DIRECTIONS: Gather up the lines that contain "time".

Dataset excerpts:
▼
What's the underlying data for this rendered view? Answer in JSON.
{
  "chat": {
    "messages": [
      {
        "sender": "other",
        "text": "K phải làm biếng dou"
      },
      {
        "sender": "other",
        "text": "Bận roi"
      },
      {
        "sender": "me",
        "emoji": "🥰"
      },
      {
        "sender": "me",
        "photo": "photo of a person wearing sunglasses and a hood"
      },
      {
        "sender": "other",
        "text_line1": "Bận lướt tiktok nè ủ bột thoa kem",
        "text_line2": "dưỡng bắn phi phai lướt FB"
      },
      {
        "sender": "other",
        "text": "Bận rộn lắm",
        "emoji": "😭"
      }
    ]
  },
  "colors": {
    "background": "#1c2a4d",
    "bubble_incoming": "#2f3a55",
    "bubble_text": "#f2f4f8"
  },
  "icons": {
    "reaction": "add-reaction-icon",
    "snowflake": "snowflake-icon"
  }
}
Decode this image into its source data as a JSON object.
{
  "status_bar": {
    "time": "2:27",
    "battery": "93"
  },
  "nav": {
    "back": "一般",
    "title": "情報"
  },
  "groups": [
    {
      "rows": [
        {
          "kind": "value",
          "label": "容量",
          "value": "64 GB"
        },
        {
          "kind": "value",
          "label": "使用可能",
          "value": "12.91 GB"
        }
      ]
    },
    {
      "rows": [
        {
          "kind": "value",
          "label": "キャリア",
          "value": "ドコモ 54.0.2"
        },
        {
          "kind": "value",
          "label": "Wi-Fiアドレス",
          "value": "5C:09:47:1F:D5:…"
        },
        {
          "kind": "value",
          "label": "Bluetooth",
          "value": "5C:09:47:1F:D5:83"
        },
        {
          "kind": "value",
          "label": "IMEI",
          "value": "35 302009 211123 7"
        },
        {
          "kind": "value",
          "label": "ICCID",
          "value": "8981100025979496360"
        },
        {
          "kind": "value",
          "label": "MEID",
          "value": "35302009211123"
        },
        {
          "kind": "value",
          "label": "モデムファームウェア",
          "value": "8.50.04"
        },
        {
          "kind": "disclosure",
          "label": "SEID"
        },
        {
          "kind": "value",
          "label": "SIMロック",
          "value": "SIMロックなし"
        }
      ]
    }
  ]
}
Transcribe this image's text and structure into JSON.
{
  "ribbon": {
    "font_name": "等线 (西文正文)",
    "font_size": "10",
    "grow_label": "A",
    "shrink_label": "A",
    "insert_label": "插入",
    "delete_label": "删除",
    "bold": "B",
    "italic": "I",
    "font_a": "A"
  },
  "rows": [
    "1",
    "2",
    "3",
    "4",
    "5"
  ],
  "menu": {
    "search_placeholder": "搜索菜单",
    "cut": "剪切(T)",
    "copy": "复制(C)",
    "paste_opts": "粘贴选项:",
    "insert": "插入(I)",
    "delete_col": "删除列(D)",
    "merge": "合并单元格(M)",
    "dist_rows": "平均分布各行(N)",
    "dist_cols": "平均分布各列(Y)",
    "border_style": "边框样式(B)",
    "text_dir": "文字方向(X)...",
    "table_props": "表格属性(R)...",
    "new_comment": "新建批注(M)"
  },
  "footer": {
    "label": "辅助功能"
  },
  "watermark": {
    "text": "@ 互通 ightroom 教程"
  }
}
▲
▼
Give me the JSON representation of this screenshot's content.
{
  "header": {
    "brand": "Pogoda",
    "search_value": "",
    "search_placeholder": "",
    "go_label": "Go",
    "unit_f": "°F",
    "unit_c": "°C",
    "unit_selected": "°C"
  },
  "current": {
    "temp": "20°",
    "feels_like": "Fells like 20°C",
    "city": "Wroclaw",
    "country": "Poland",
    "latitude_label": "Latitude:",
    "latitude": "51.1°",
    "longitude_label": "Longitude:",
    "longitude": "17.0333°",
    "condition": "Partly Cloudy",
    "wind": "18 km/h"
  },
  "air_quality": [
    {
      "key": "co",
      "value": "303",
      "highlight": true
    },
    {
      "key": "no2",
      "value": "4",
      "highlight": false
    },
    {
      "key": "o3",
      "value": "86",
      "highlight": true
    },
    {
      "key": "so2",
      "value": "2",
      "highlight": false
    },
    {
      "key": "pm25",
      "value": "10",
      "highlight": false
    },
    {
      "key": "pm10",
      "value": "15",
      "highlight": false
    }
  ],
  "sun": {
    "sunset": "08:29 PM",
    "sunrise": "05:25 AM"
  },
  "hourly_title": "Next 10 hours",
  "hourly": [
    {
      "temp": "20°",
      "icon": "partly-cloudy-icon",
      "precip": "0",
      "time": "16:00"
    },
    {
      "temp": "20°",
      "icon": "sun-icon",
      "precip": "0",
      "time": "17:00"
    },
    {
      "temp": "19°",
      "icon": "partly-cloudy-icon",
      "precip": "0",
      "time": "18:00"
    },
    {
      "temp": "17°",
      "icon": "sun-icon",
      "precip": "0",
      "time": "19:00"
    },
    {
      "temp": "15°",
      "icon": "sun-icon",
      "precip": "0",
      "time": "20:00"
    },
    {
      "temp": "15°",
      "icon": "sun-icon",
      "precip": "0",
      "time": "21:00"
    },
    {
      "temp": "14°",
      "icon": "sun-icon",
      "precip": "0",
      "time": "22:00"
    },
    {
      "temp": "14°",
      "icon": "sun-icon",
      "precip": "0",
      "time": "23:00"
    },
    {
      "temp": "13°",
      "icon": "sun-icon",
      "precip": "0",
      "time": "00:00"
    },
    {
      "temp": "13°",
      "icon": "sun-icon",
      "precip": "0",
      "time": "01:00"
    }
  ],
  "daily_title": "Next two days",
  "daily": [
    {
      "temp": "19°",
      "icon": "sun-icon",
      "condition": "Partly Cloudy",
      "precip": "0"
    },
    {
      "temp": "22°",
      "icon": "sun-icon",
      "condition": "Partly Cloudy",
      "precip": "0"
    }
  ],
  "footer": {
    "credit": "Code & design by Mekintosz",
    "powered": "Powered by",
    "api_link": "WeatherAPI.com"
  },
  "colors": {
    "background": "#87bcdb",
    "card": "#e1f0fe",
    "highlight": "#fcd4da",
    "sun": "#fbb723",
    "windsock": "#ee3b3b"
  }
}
▲
FINAL ANSWER:
    "time": "2:27",
      "time": "16:00"
      "time": "17:00"
      "time": "18:00"
      "time": "19:00"
      "time": "20:00"
      "time": "21:00"
      "time": "22:00"
      "time": "23:00"
      "time": "00:00"
      "time": "01:00"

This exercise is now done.